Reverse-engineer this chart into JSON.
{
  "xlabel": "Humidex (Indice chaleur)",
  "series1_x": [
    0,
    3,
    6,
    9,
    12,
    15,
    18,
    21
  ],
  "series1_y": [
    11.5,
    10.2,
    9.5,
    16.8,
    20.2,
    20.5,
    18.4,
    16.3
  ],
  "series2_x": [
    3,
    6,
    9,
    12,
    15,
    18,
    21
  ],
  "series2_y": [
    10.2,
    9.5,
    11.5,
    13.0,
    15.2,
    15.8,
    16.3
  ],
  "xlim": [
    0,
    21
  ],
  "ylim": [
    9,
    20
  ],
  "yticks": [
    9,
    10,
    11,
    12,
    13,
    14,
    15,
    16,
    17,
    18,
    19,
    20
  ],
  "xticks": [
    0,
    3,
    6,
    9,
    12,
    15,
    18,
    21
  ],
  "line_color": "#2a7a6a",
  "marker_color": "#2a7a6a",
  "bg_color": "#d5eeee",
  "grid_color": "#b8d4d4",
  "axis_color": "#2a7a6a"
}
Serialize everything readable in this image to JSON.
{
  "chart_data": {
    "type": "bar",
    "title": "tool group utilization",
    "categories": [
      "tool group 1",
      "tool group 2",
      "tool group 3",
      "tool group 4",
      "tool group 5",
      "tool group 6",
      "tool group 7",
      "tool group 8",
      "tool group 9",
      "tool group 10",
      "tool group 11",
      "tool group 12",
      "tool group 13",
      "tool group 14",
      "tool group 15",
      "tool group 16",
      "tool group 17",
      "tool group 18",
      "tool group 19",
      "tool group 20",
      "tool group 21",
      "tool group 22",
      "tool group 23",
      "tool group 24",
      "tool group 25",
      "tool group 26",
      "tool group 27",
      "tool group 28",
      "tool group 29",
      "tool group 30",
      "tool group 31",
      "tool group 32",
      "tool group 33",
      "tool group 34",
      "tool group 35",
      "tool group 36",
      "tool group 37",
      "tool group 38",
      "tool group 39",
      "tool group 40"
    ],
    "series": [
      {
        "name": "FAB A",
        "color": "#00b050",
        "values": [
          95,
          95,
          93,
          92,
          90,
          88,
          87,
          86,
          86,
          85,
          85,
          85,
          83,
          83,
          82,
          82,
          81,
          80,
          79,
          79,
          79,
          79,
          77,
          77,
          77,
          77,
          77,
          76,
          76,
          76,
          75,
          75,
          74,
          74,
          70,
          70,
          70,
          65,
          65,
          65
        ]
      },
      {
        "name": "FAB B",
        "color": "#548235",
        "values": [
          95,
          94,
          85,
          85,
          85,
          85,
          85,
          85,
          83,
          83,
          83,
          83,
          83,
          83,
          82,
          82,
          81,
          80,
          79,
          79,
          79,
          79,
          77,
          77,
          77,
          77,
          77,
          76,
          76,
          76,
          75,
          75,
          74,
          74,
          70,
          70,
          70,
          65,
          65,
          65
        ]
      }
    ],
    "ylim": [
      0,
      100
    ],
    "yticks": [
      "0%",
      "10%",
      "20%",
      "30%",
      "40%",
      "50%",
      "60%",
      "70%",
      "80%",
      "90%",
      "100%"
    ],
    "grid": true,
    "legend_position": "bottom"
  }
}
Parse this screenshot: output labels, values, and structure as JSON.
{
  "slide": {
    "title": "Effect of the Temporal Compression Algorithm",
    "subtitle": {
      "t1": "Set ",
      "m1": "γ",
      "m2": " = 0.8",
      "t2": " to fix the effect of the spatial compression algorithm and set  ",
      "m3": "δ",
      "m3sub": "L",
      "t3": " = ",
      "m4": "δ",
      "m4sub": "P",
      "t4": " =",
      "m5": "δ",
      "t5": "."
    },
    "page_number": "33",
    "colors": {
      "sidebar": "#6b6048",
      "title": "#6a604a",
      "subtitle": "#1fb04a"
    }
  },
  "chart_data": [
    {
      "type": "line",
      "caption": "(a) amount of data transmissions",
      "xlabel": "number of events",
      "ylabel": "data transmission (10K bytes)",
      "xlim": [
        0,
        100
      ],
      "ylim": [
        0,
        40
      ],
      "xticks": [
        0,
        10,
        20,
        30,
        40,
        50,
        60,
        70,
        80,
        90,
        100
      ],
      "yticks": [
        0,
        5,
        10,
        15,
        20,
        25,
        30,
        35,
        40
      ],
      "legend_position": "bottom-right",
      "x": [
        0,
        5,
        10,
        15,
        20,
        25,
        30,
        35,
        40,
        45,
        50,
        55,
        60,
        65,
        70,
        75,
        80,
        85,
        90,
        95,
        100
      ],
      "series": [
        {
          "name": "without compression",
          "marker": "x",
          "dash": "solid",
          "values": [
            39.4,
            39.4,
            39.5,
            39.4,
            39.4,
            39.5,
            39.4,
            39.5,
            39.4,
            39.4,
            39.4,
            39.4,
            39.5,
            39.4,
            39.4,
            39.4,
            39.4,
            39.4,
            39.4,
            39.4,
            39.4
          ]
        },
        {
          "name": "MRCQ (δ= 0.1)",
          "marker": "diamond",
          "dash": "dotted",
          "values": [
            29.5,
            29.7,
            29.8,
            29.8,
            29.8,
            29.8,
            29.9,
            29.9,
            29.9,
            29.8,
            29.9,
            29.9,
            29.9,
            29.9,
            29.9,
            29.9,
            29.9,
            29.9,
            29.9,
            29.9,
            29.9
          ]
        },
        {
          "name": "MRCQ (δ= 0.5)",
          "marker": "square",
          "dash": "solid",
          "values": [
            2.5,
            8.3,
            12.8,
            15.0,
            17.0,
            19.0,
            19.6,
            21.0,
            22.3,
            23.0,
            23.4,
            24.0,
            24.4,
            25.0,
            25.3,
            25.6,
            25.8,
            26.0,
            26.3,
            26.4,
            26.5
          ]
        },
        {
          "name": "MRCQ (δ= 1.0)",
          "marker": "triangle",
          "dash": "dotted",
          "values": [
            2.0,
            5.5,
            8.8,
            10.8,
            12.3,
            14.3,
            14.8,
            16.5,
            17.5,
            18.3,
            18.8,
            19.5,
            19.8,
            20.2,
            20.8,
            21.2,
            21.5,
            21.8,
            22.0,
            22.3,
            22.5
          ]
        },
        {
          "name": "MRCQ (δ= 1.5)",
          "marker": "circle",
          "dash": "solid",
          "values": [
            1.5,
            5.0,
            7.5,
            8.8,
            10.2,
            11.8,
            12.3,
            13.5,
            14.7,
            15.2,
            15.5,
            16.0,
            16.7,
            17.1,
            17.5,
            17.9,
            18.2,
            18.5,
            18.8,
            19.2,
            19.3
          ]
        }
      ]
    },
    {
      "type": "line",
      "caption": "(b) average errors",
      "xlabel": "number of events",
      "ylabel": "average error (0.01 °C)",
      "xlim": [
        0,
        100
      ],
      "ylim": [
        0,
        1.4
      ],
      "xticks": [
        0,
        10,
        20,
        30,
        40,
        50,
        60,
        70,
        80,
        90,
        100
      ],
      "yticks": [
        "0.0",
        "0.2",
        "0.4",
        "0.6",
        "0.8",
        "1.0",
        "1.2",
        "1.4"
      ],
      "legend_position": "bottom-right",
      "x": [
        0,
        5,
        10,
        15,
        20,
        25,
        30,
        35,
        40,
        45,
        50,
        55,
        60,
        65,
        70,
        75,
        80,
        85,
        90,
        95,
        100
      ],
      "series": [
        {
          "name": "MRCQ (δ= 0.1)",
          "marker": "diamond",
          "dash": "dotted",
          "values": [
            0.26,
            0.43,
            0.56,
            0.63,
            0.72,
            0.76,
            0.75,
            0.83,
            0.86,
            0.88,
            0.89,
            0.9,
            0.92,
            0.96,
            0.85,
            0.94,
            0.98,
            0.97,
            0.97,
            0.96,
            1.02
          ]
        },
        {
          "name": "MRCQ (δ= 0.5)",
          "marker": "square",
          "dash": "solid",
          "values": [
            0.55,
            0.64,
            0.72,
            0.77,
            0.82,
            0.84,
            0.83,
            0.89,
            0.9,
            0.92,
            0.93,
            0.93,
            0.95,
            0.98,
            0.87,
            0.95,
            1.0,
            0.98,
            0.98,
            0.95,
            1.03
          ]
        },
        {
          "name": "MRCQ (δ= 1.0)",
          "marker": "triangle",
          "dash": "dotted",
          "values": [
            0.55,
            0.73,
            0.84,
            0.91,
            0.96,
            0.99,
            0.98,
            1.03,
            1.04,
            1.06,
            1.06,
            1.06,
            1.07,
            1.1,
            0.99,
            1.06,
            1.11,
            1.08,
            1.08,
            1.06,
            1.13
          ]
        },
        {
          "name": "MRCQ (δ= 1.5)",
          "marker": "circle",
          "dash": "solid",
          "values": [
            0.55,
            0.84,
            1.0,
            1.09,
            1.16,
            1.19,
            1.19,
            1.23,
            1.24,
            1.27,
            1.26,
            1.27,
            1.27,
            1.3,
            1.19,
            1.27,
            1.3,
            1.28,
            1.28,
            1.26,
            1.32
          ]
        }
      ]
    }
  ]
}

▶ Work to be completed
Each line containing "average" counts once; state the total number of such lines and nothing else.

▶ Exercise answer
2